EXERCISE GOAL
Copy the data exactly as it appears, and do not include any pictures.

— START WORKING DATA —

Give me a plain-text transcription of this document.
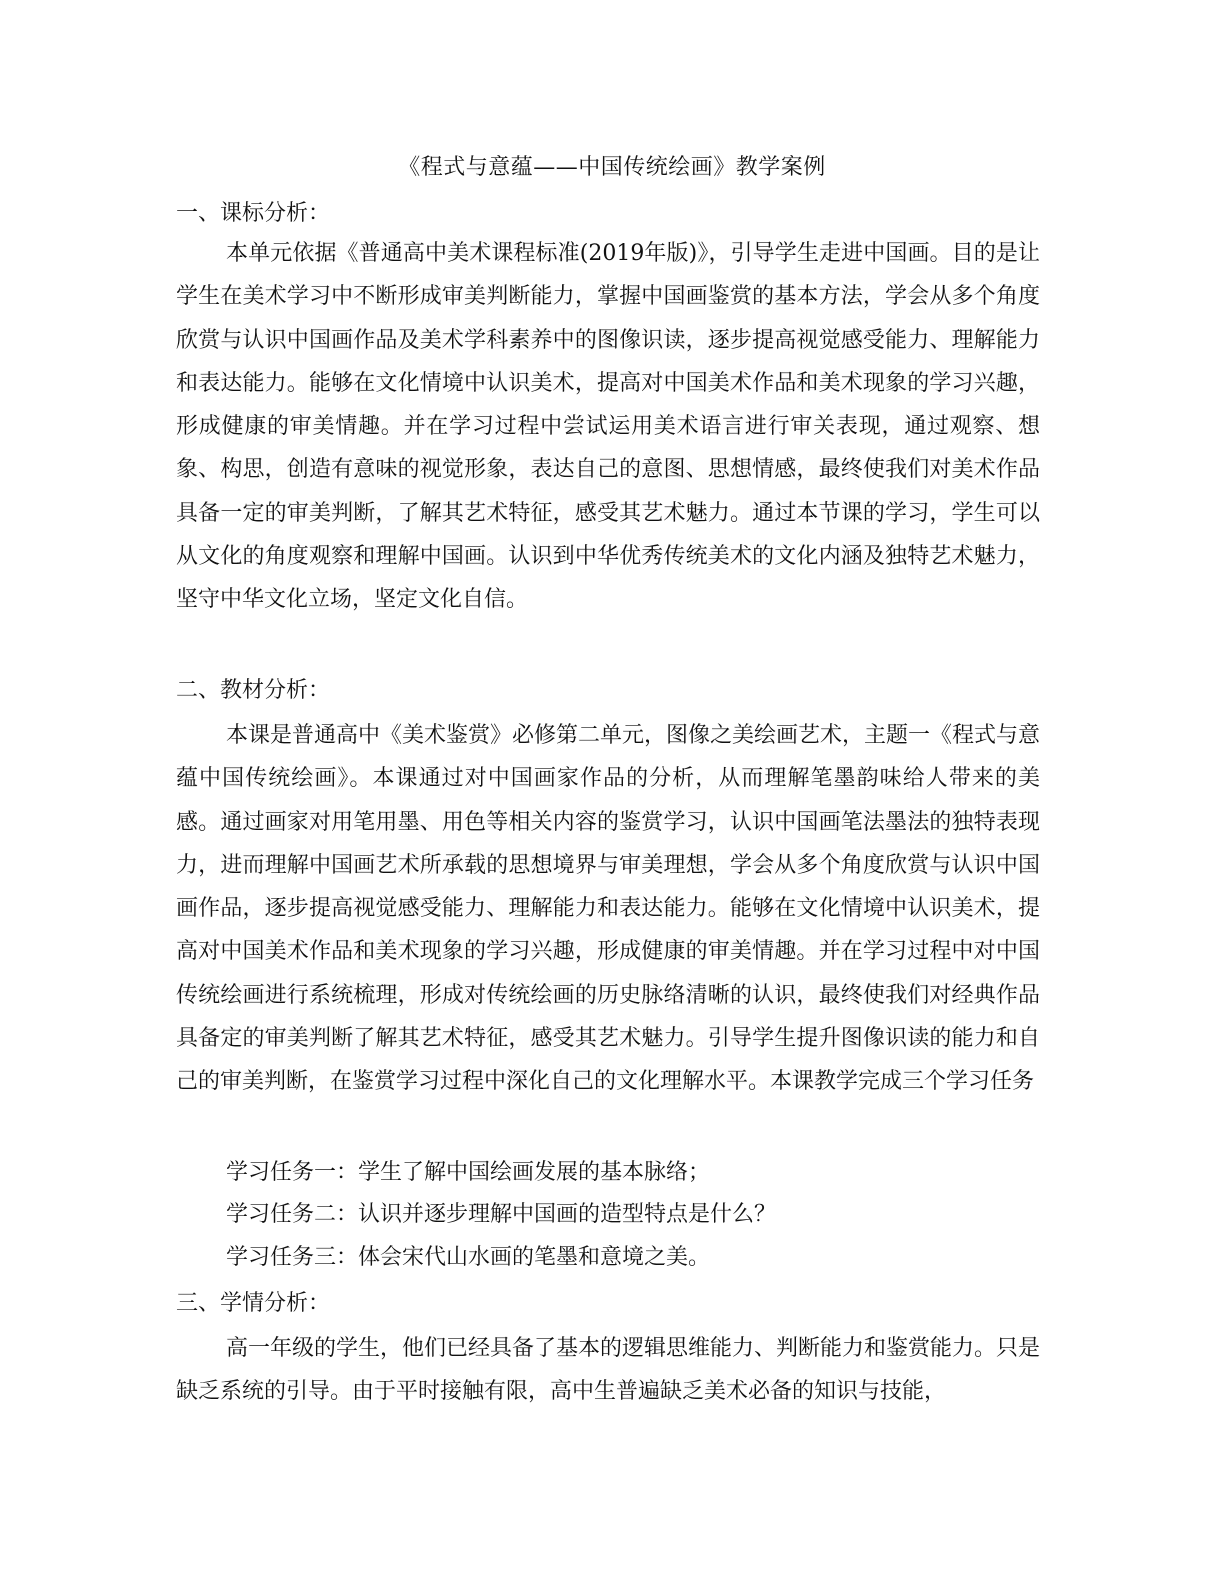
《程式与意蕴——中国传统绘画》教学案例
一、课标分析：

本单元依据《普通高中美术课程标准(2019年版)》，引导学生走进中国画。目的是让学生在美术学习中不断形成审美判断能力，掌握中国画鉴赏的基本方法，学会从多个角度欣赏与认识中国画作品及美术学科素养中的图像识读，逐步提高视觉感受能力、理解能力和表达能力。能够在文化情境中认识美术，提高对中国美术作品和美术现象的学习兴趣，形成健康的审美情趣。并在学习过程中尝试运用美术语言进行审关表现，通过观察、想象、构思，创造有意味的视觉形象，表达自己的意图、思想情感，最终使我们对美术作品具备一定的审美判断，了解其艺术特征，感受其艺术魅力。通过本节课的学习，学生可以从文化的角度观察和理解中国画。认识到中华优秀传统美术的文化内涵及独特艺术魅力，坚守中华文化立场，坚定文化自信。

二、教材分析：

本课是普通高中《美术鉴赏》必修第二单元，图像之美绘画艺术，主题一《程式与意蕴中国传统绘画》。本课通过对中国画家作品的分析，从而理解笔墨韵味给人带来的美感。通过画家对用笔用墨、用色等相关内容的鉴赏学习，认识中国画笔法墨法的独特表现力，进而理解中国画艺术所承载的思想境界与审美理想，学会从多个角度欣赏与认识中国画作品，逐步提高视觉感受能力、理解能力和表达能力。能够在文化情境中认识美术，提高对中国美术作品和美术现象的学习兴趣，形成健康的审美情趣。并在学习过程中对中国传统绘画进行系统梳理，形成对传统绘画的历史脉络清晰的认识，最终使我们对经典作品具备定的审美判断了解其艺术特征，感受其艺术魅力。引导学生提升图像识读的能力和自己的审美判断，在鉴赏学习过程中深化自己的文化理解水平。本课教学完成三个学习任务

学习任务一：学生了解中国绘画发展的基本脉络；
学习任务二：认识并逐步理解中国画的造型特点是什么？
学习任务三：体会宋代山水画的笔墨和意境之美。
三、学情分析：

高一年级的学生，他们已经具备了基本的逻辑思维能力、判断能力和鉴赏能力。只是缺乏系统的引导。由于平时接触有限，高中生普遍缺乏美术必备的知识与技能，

— END WORKING DATA —

ANSWER IN FULL
Give me a plain-text transcription of this document.
《程式与意蕴——中国传统绘画》教学案例
一、课标分析：

本单元依据《普通高中美术课程标准(2019年版)》，引导学生走进中国画。目的是让学生在美术学习中不断形成审美判断能力，掌握中国画鉴赏的基本方法，学会从多个角度欣赏与认识中国画作品及美术学科素养中的图像识读，逐步提高视觉感受能力、理解能力和表达能力。能够在文化情境中认识美术，提高对中国美术作品和美术现象的学习兴趣，形成健康的审美情趣。并在学习过程中尝试运用美术语言进行审关表现，通过观察、想象、构思，创造有意味的视觉形象，表达自己的意图、思想情感，最终使我们对美术作品具备一定的审美判断，了解其艺术特征，感受其艺术魅力。通过本节课的学习，学生可以从文化的角度观察和理解中国画。认识到中华优秀传统美术的文化内涵及独特艺术魅力，坚守中华文化立场，坚定文化自信。

二、教材分析：

本课是普通高中《美术鉴赏》必修第二单元，图像之美绘画艺术，主题一《程式与意蕴中国传统绘画》。本课通过对中国画家作品的分析，从而理解笔墨韵味给人带来的美感。通过画家对用笔用墨、用色等相关内容的鉴赏学习，认识中国画笔法墨法的独特表现力，进而理解中国画艺术所承载的思想境界与审美理想，学会从多个角度欣赏与认识中国画作品，逐步提高视觉感受能力、理解能力和表达能力。能够在文化情境中认识美术，提高对中国美术作品和美术现象的学习兴趣，形成健康的审美情趣。并在学习过程中对中国传统绘画进行系统梳理，形成对传统绘画的历史脉络清晰的认识，最终使我们对经典作品具备定的审美判断了解其艺术特征，感受其艺术魅力。引导学生提升图像识读的能力和自己的审美判断，在鉴赏学习过程中深化自己的文化理解水平。本课教学完成三个学习任务

学习任务一：学生了解中国绘画发展的基本脉络；
学习任务二：认识并逐步理解中国画的造型特点是什么？
学习任务三：体会宋代山水画的笔墨和意境之美。
三、学情分析：

高一年级的学生，他们已经具备了基本的逻辑思维能力、判断能力和鉴赏能力。只是缺乏系统的引导。由于平时接触有限，高中生普遍缺乏美术必备的知识与技能，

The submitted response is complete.